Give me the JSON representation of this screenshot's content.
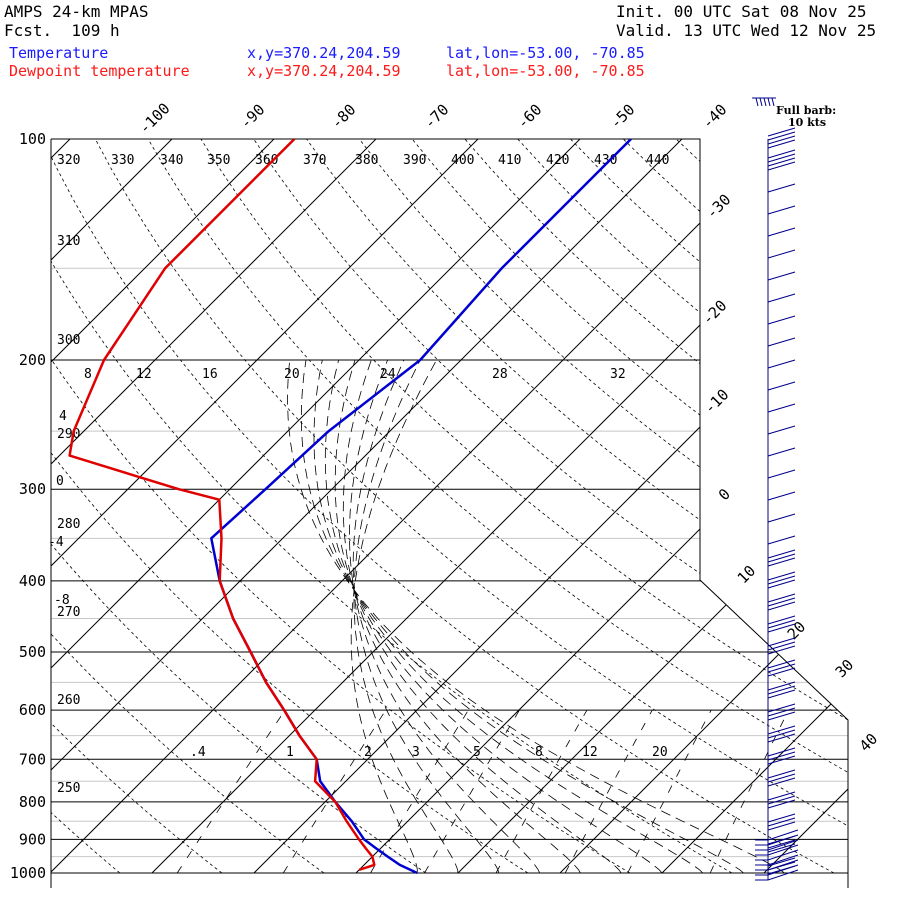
{
  "header": {
    "model": "AMPS 24-km MPAS",
    "forecast": "Fcst.  109 h",
    "init": "Init. 00 UTC Sat 08 Nov 25",
    "valid": "Valid. 13 UTC Wed 12 Nov 25",
    "temp_name": "Temperature",
    "dew_name": "Dewpoint temperature",
    "temp_xy": "x,y=370.24,204.59",
    "dew_xy": "x,y=370.24,204.59",
    "temp_latlon": "lat,lon=-53.00, -70.85",
    "dew_latlon": "lat,lon=-53.00, -70.85"
  },
  "colors": {
    "temperature": "#0000d0",
    "dewpoint": "#e00000",
    "barbs": "#00008b"
  },
  "barb_legend": [
    "Full barb:",
    "10 kts"
  ],
  "chart_data": {
    "type": "skew-t",
    "pressure_levels": [
      "100",
      "200",
      "300",
      "400",
      "500",
      "600",
      "700",
      "800",
      "900",
      "1000"
    ],
    "pressure_levels_hpa": [
      100,
      200,
      300,
      400,
      500,
      600,
      700,
      800,
      900,
      1000
    ],
    "yscale": "log",
    "temperature_ticks": [
      "-100",
      "-90",
      "-80",
      "-70",
      "-60",
      "-50",
      "-40",
      "-30",
      "-20",
      "-10",
      "0",
      "10",
      "20",
      "30",
      "40"
    ],
    "theta_labels": [
      "320",
      "330",
      "340",
      "350",
      "360",
      "370",
      "380",
      "390",
      "400",
      "410",
      "420",
      "430",
      "440",
      "310",
      "300",
      "290",
      "280",
      "270",
      "260",
      "250"
    ],
    "mixing_ratio_labels": [
      ".4",
      "1",
      "2",
      "3",
      "5",
      "8",
      "12",
      "20"
    ],
    "theta_e_labels": [
      "8",
      "12",
      "16",
      "20",
      "24",
      "28",
      "32"
    ],
    "left_misc_labels": [
      "4",
      "0",
      "-4",
      "-8"
    ],
    "series": [
      {
        "name": "Temperature",
        "p": [
          1000,
          975,
          950,
          925,
          900,
          850,
          800,
          750,
          700,
          650,
          600,
          550,
          500,
          450,
          400,
          350,
          300,
          250,
          200,
          150,
          100
        ],
        "t": [
          -4,
          -6.5,
          -8.5,
          -10.5,
          -12.5,
          -15.5,
          -19,
          -22.5,
          -25,
          -29,
          -33,
          -37.5,
          -42,
          -47,
          -52,
          -57,
          -56.5,
          -56,
          -54,
          -55,
          -55
        ]
      },
      {
        "name": "Dewpoint temperature",
        "p": [
          990,
          975,
          950,
          925,
          900,
          850,
          800,
          750,
          700,
          650,
          600,
          550,
          500,
          450,
          400,
          350,
          310,
          300,
          270,
          250,
          200,
          150,
          100
        ],
        "t": [
          -10,
          -9,
          -10,
          -11.5,
          -13,
          -16,
          -19,
          -23,
          -25,
          -29,
          -33,
          -37.5,
          -42,
          -47,
          -52,
          -56,
          -60,
          -65,
          -79,
          -81,
          -85,
          -88,
          -88
        ]
      }
    ]
  }
}
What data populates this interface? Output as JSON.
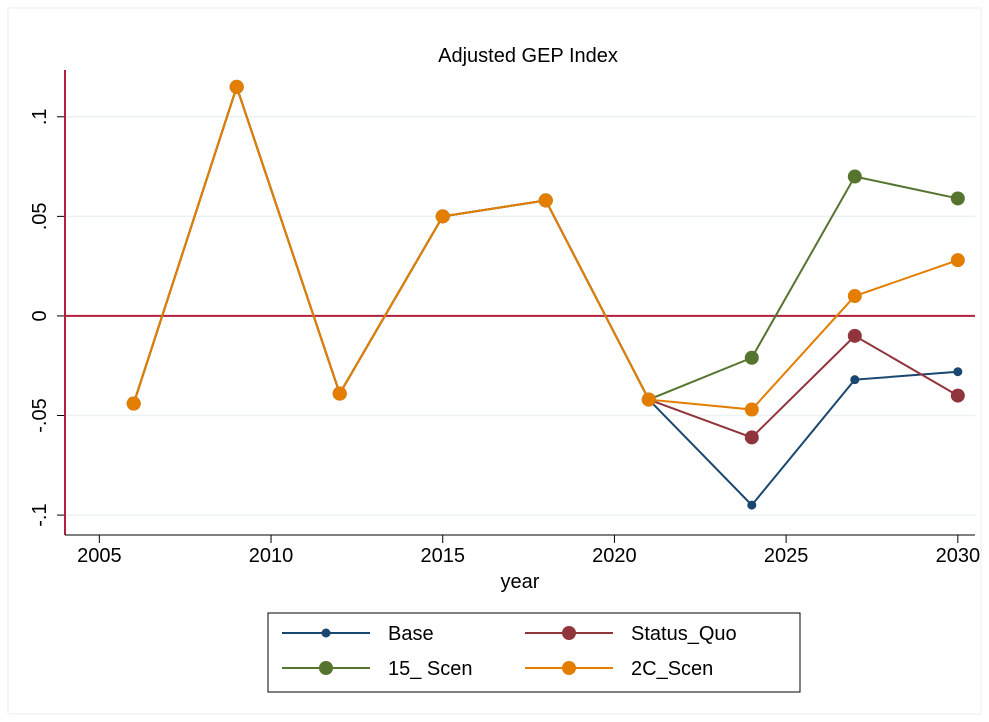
{
  "chart_data": {
    "type": "line",
    "title": "Adjusted GEP Index",
    "xlabel": "year",
    "x": [
      2006,
      2009,
      2012,
      2015,
      2018,
      2021,
      2024,
      2027,
      2030
    ],
    "series": [
      {
        "name": "Base",
        "color": "#1a476f",
        "values": [
          -0.044,
          0.115,
          -0.039,
          0.05,
          0.058,
          -0.042,
          -0.095,
          -0.032,
          -0.028
        ]
      },
      {
        "name": "Status_Quo",
        "color": "#90353b",
        "values": [
          -0.044,
          0.115,
          -0.039,
          0.05,
          0.058,
          -0.042,
          -0.061,
          -0.01,
          -0.04
        ]
      },
      {
        "name": "15_ Scen",
        "color": "#55752f",
        "values": [
          -0.044,
          0.115,
          -0.039,
          0.05,
          0.058,
          -0.042,
          -0.021,
          0.07,
          0.059
        ]
      },
      {
        "name": "2C_Scen",
        "color": "#e37e00",
        "values": [
          -0.044,
          0.115,
          -0.039,
          0.05,
          0.058,
          -0.042,
          -0.047,
          0.01,
          0.028
        ]
      }
    ],
    "xlim": [
      2004,
      2030.5
    ],
    "xticks": [
      2005,
      2010,
      2015,
      2020,
      2025,
      2030
    ],
    "ylim": [
      -0.11,
      0.125
    ],
    "yticks": [
      {
        "value": -0.1,
        "label": "-.1"
      },
      {
        "value": -0.05,
        "label": "-.05"
      },
      0,
      {
        "value": 0.05,
        "label": ".05"
      },
      {
        "value": 0.1,
        "label": ".1"
      }
    ],
    "grid": true,
    "reference_line": 0,
    "reference_color": "#b0213d",
    "legend": "bottom"
  }
}
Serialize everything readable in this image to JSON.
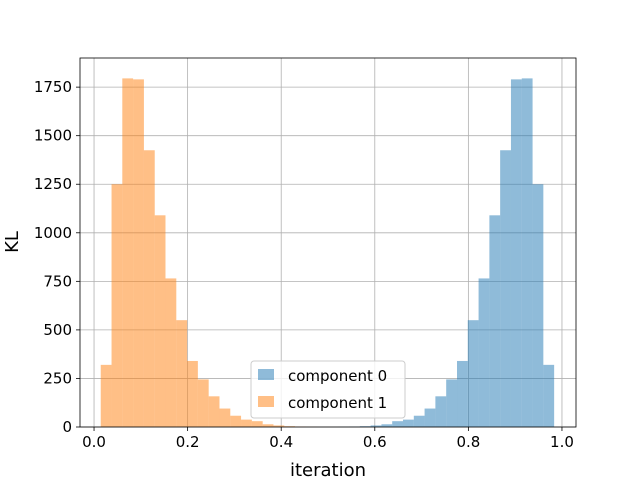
{
  "chart_data": {
    "type": "bar",
    "title": "",
    "xlabel": "iteration",
    "ylabel": "KL",
    "xlim": [
      -0.03,
      1.03
    ],
    "ylim": [
      0,
      1900
    ],
    "x_ticks": [
      0.0,
      0.2,
      0.4,
      0.6,
      0.8,
      1.0
    ],
    "x_tick_labels": [
      "0.0",
      "0.2",
      "0.4",
      "0.6",
      "0.8",
      "1.0"
    ],
    "y_ticks": [
      0,
      250,
      500,
      750,
      1000,
      1250,
      1500,
      1750
    ],
    "y_tick_labels": [
      "0",
      "250",
      "500",
      "750",
      "1000",
      "1250",
      "1500",
      "1750"
    ],
    "grid": true,
    "legend_position": "lower-center",
    "bin_edges": [
      0.0143,
      0.0374,
      0.0604,
      0.0835,
      0.1066,
      0.1297,
      0.1527,
      0.1758,
      0.1989,
      0.2219,
      0.245,
      0.2681,
      0.2912,
      0.3142,
      0.3373,
      0.3604,
      0.3834,
      0.4065,
      0.4296,
      0.4527,
      0.4757,
      0.4988,
      0.5219,
      0.5449,
      0.568,
      0.5911,
      0.6142,
      0.6372,
      0.6603,
      0.6834,
      0.7064,
      0.7295,
      0.7526,
      0.7757,
      0.7987,
      0.8218,
      0.8449,
      0.8679,
      0.891,
      0.9141,
      0.9372,
      0.9602,
      0.9833
    ],
    "series": [
      {
        "name": "component 0",
        "color": "#1f77b4",
        "alpha": 0.5,
        "values": [
          0,
          0,
          0,
          0,
          0,
          0,
          0,
          0,
          0,
          0,
          0,
          0,
          0,
          0,
          0,
          0,
          0,
          0,
          0,
          0,
          0,
          0,
          1,
          2,
          4,
          8,
          14,
          30,
          38,
          58,
          95,
          158,
          245,
          340,
          550,
          765,
          1090,
          1425,
          1790,
          1795,
          1250,
          320
        ]
      },
      {
        "name": "component 1",
        "color": "#ff7f0e",
        "alpha": 0.5,
        "values": [
          320,
          1250,
          1795,
          1790,
          1425,
          1090,
          765,
          550,
          340,
          245,
          158,
          95,
          58,
          38,
          30,
          14,
          8,
          4,
          2,
          1,
          0,
          0,
          0,
          0,
          0,
          0,
          0,
          0,
          0,
          0,
          0,
          0,
          0,
          0,
          0,
          0,
          0,
          0,
          0,
          0,
          0,
          0
        ]
      }
    ]
  }
}
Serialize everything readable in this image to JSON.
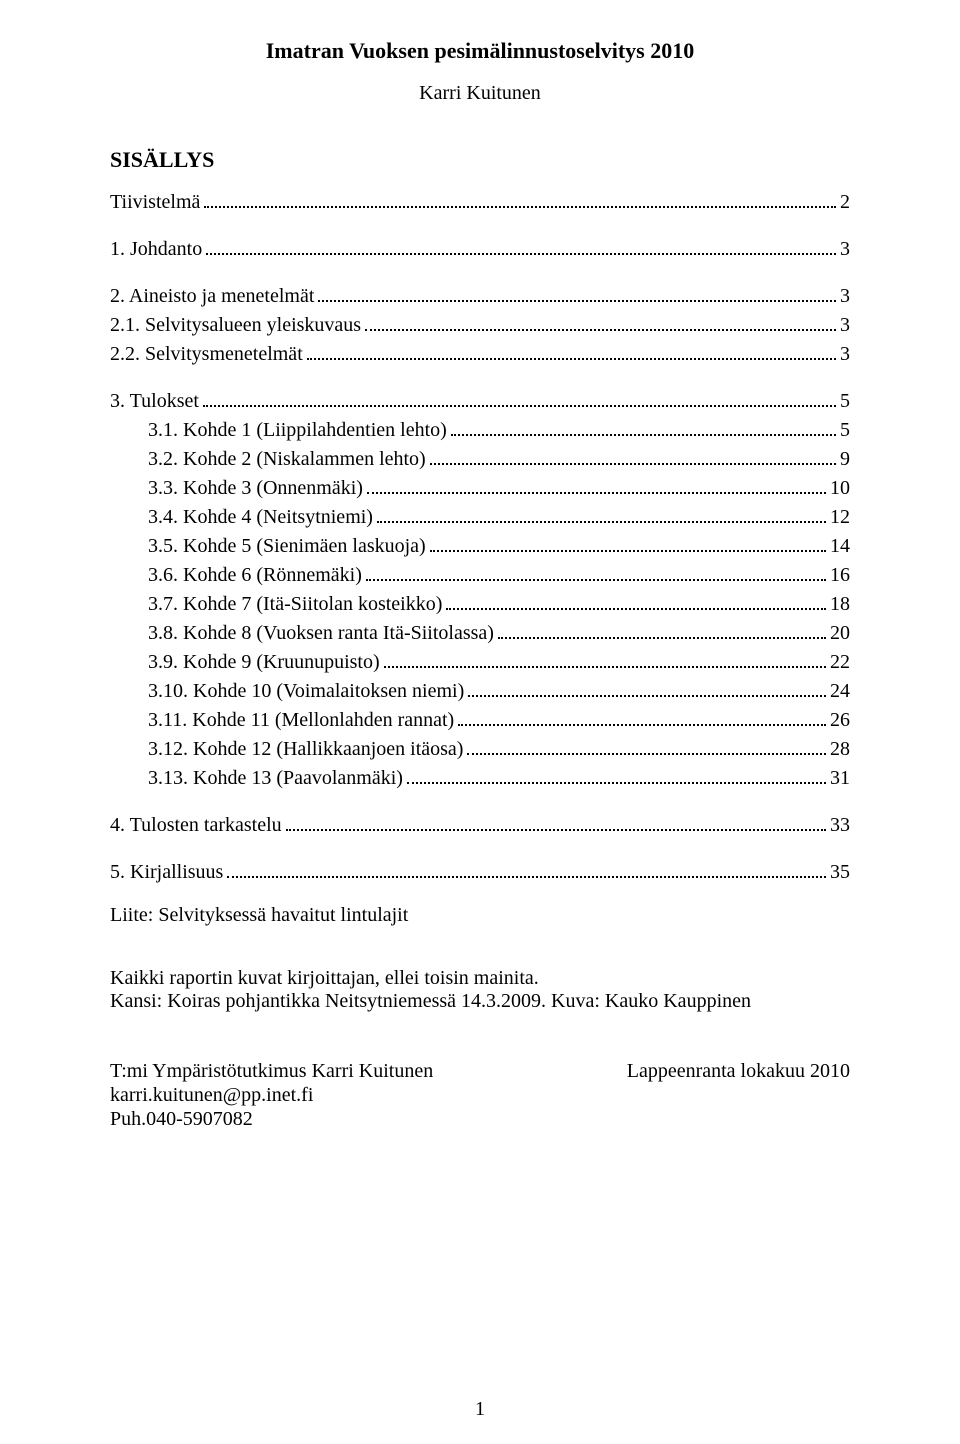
◆ ◆ ◆ ◆
** Exercise requirements **
Using the data above, print every line exactly, omitting pictures.

** Written response **
Give me the JSON representation of this screenshot's content.
{
  "header": {
    "model": "AMPS 24-km MPAS",
    "forecast": "Fcst.  109 h",
    "init": "Init. 00 UTC Sat 08 Nov 25",
    "valid": "Valid. 13 UTC Wed 12 Nov 25",
    "temp_name": "Temperature",
    "dew_name": "Dewpoint temperature",
    "temp_xy": "x,y=370.24,204.59",
    "dew_xy": "x,y=370.24,204.59",
    "temp_latlon": "lat,lon=-53.00, -70.85",
    "dew_latlon": "lat,lon=-53.00, -70.85"
  },
  "colors": {
    "temperature": "#0000d0",
    "dewpoint": "#e00000",
    "barbs": "#00008b"
  },
  "barb_legend": [
    "Full barb:",
    "10 kts"
  ],
  "chart_data": {
    "type": "skew-t",
    "pressure_levels": [
      "100",
      "200",
      "300",
      "400",
      "500",
      "600",
      "700",
      "800",
      "900",
      "1000"
    ],
    "pressure_levels_hpa": [
      100,
      200,
      300,
      400,
      500,
      600,
      700,
      800,
      900,
      1000
    ],
    "yscale": "log",
    "temperature_ticks": [
      "-100",
      "-90",
      "-80",
      "-70",
      "-60",
      "-50",
      "-40",
      "-30",
      "-20",
      "-10",
      "0",
      "10",
      "20",
      "30",
      "40"
    ],
    "theta_labels": [
      "320",
      "330",
      "340",
      "350",
      "360",
      "370",
      "380",
      "390",
      "400",
      "410",
      "420",
      "430",
      "440",
      "310",
      "300",
      "290",
      "280",
      "270",
      "260",
      "250"
    ],
    "mixing_ratio_labels": [
      ".4",
      "1",
      "2",
      "3",
      "5",
      "8",
      "12",
      "20"
    ],
    "theta_e_labels": [
      "8",
      "12",
      "16",
      "20",
      "24",
      "28",
      "32"
    ],
    "left_misc_labels": [
      "4",
      "0",
      "-4",
      "-8"
    ],
    "series": [
      {
        "name": "Temperature",
        "p": [
          1000,
          975,
          950,
          925,
          900,
          850,
          800,
          750,
          700,
          650,
          600,
          550,
          500,
          450,
          400,
          350,
          300,
          250,
          200,
          150,
          100
        ],
        "t": [
          -4,
          -6.5,
          -8.5,
          -10.5,
          -12.5,
          -15.5,
          -19,
          -22.5,
          -25,
          -29,
          -33,
          -37.5,
          -42,
          -47,
          -52,
          -57,
          -56.5,
          -56,
          -54,
          -55,
          -55
        ]
      },
      {
        "name": "Dewpoint temperature",
        "p": [
          990,
          975,
          950,
          925,
          900,
          850,
          800,
          750,
          700,
          650,
          600,
          550,
          500,
          450,
          400,
          350,
          310,
          300,
          270,
          250,
          200,
          150,
          100
        ],
        "t": [
          -10,
          -9,
          -10,
          -11.5,
          -13,
          -16,
          -19,
          -23,
          -25,
          -29,
          -33,
          -37.5,
          -42,
          -47,
          -52,
          -56,
          -60,
          -65,
          -79,
          -81,
          -85,
          -88,
          -88
        ]
      }
    ]
  }
}
What data populates this interface? Output as JSON.
{
  "chart_data": {
    "type": "line",
    "title": "Adjusted GEP Index",
    "xlabel": "year",
    "x": [
      2006,
      2009,
      2012,
      2015,
      2018,
      2021,
      2024,
      2027,
      2030
    ],
    "series": [
      {
        "name": "Base",
        "color": "#1a476f",
        "values": [
          -0.044,
          0.115,
          -0.039,
          0.05,
          0.058,
          -0.042,
          -0.095,
          -0.032,
          -0.028
        ]
      },
      {
        "name": "Status_Quo",
        "color": "#90353b",
        "values": [
          -0.044,
          0.115,
          -0.039,
          0.05,
          0.058,
          -0.042,
          -0.061,
          -0.01,
          -0.04
        ]
      },
      {
        "name": "15_ Scen",
        "color": "#55752f",
        "values": [
          -0.044,
          0.115,
          -0.039,
          0.05,
          0.058,
          -0.042,
          -0.021,
          0.07,
          0.059
        ]
      },
      {
        "name": "2C_Scen",
        "color": "#e37e00",
        "values": [
          -0.044,
          0.115,
          -0.039,
          0.05,
          0.058,
          -0.042,
          -0.047,
          0.01,
          0.028
        ]
      }
    ],
    "xlim": [
      2004,
      2030.5
    ],
    "xticks": [
      2005,
      2010,
      2015,
      2020,
      2025,
      2030
    ],
    "ylim": [
      -0.11,
      0.125
    ],
    "yticks": [
      {
        "value": -0.1,
        "label": "-.1"
      },
      {
        "value": -0.05,
        "label": "-.05"
      },
      0,
      {
        "value": 0.05,
        "label": ".05"
      },
      {
        "value": 0.1,
        "label": ".1"
      }
    ],
    "grid": true,
    "reference_line": 0,
    "reference_color": "#b0213d",
    "legend": "bottom"
  }
}
Serialize everything readable in this image to JSON.
{
  "chart_data": {
    "type": "bar",
    "title": "",
    "xlabel": "iteration",
    "ylabel": "KL",
    "xlim": [
      -0.03,
      1.03
    ],
    "ylim": [
      0,
      1900
    ],
    "x_ticks": [
      0.0,
      0.2,
      0.4,
      0.6,
      0.8,
      1.0
    ],
    "x_tick_labels": [
      "0.0",
      "0.2",
      "0.4",
      "0.6",
      "0.8",
      "1.0"
    ],
    "y_ticks": [
      0,
      250,
      500,
      750,
      1000,
      1250,
      1500,
      1750
    ],
    "y_tick_labels": [
      "0",
      "250",
      "500",
      "750",
      "1000",
      "1250",
      "1500",
      "1750"
    ],
    "grid": true,
    "legend_position": "lower-center",
    "bin_edges": [
      0.0143,
      0.0374,
      0.0604,
      0.0835,
      0.1066,
      0.1297,
      0.1527,
      0.1758,
      0.1989,
      0.2219,
      0.245,
      0.2681,
      0.2912,
      0.3142,
      0.3373,
      0.3604,
      0.3834,
      0.4065,
      0.4296,
      0.4527,
      0.4757,
      0.4988,
      0.5219,
      0.5449,
      0.568,
      0.5911,
      0.6142,
      0.6372,
      0.6603,
      0.6834,
      0.7064,
      0.7295,
      0.7526,
      0.7757,
      0.7987,
      0.8218,
      0.8449,
      0.8679,
      0.891,
      0.9141,
      0.9372,
      0.9602,
      0.9833
    ],
    "series": [
      {
        "name": "component 0",
        "color": "#1f77b4",
        "alpha": 0.5,
        "values": [
          0,
          0,
          0,
          0,
          0,
          0,
          0,
          0,
          0,
          0,
          0,
          0,
          0,
          0,
          0,
          0,
          0,
          0,
          0,
          0,
          0,
          0,
          1,
          2,
          4,
          8,
          14,
          30,
          38,
          58,
          95,
          158,
          245,
          340,
          550,
          765,
          1090,
          1425,
          1790,
          1795,
          1250,
          320
        ]
      },
      {
        "name": "component 1",
        "color": "#ff7f0e",
        "alpha": 0.5,
        "values": [
          320,
          1250,
          1795,
          1790,
          1425,
          1090,
          765,
          550,
          340,
          245,
          158,
          95,
          58,
          38,
          30,
          14,
          8,
          4,
          2,
          1,
          0,
          0,
          0,
          0,
          0,
          0,
          0,
          0,
          0,
          0,
          0,
          0,
          0,
          0,
          0,
          0,
          0,
          0,
          0,
          0,
          0,
          0
        ]
      }
    ]
  }
}
Serialize everything readable in this image to JSON.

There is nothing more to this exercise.